_Aim_
In the entries below, find the lines with the word "text" and copy them.
— start —
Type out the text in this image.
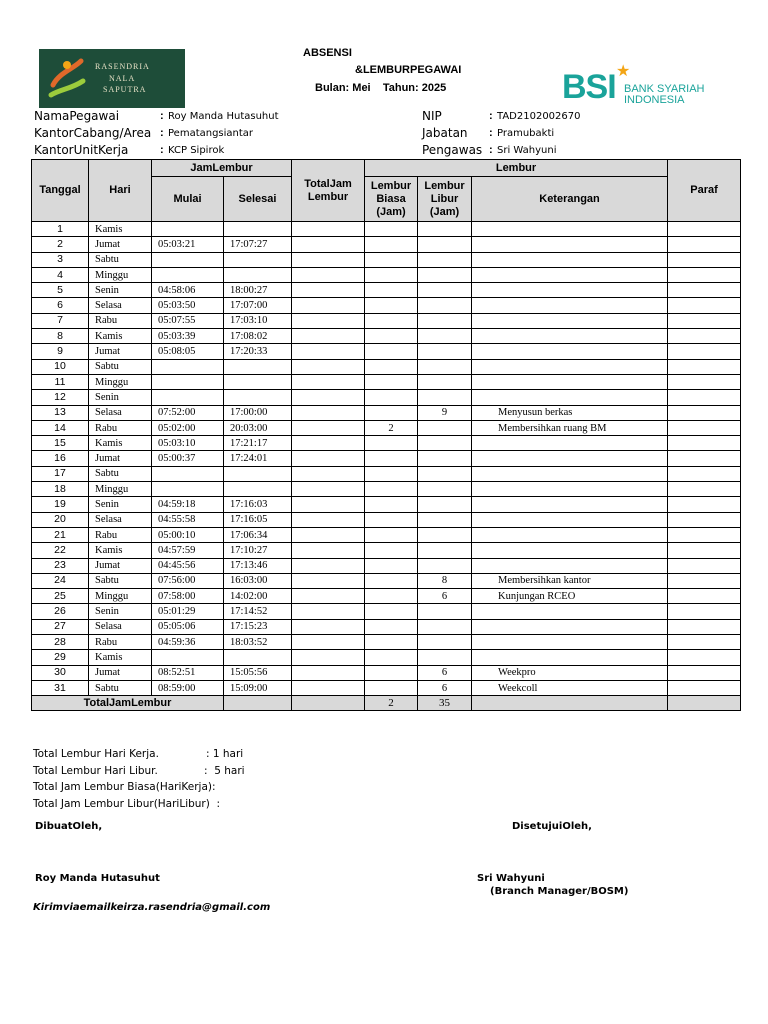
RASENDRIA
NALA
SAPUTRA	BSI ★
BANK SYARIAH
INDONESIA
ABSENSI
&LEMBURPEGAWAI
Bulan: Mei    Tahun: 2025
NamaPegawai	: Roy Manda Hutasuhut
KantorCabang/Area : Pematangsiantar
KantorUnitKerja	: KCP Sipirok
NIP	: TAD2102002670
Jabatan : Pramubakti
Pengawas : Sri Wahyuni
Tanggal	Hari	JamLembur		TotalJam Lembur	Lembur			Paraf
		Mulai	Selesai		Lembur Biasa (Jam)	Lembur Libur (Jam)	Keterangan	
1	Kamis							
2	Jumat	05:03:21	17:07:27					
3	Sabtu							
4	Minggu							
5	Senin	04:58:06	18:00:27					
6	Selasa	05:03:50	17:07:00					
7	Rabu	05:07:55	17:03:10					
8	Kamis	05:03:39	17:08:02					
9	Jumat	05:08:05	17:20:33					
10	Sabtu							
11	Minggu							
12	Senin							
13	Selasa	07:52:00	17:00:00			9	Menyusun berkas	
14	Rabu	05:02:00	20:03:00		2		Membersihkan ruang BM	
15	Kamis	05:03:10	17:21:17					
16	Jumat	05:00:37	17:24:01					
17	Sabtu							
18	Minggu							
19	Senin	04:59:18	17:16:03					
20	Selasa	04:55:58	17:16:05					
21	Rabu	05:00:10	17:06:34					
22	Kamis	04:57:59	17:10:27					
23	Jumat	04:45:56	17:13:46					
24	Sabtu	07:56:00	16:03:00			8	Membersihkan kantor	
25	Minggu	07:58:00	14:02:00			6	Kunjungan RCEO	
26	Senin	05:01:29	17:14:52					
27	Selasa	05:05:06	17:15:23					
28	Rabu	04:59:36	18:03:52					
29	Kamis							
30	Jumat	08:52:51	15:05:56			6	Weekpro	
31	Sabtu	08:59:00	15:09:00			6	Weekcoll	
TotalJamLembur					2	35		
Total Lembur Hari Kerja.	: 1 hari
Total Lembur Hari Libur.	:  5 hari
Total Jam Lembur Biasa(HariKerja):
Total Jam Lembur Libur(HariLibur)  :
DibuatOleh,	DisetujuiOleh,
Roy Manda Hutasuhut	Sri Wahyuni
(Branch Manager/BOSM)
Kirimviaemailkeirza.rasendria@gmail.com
— end —
— start —
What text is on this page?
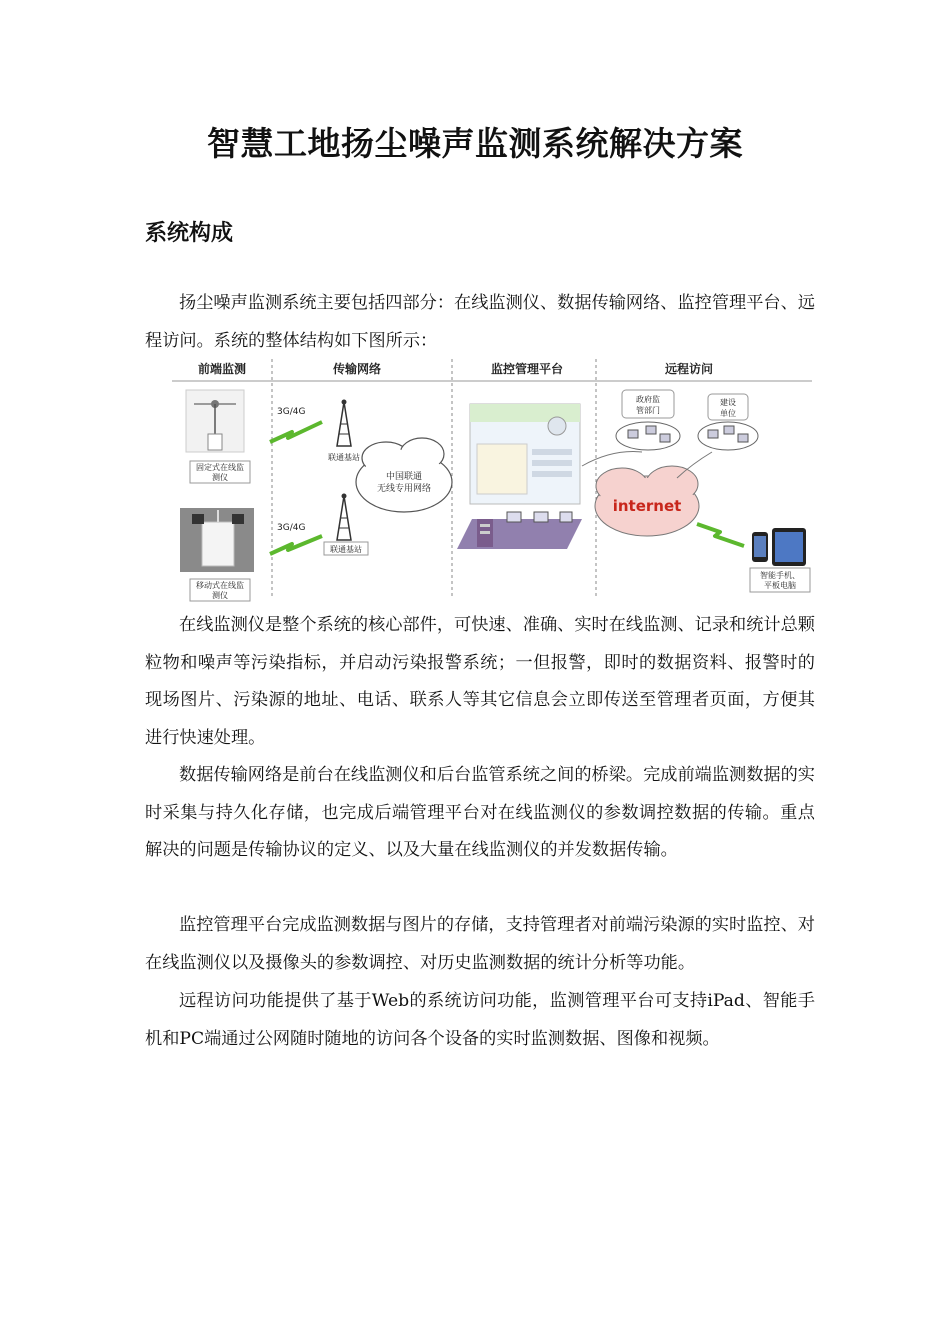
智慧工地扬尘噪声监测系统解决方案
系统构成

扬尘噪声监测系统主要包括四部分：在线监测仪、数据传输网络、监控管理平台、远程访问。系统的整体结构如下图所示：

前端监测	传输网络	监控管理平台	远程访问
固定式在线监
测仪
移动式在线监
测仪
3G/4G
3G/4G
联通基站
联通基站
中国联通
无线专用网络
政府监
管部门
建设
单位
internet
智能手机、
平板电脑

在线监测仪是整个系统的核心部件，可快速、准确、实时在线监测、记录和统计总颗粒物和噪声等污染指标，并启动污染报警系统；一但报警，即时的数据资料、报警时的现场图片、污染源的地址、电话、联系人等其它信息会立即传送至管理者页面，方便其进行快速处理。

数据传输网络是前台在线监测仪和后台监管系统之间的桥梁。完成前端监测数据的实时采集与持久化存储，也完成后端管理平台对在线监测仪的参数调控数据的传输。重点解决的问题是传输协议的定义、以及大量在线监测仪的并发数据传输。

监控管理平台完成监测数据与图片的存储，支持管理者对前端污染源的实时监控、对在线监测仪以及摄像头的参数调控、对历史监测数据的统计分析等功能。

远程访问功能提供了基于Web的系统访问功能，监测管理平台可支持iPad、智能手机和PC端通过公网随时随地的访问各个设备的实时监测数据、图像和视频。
— end —
_Response to the task_
Type out the text in this image.
What text is on this page?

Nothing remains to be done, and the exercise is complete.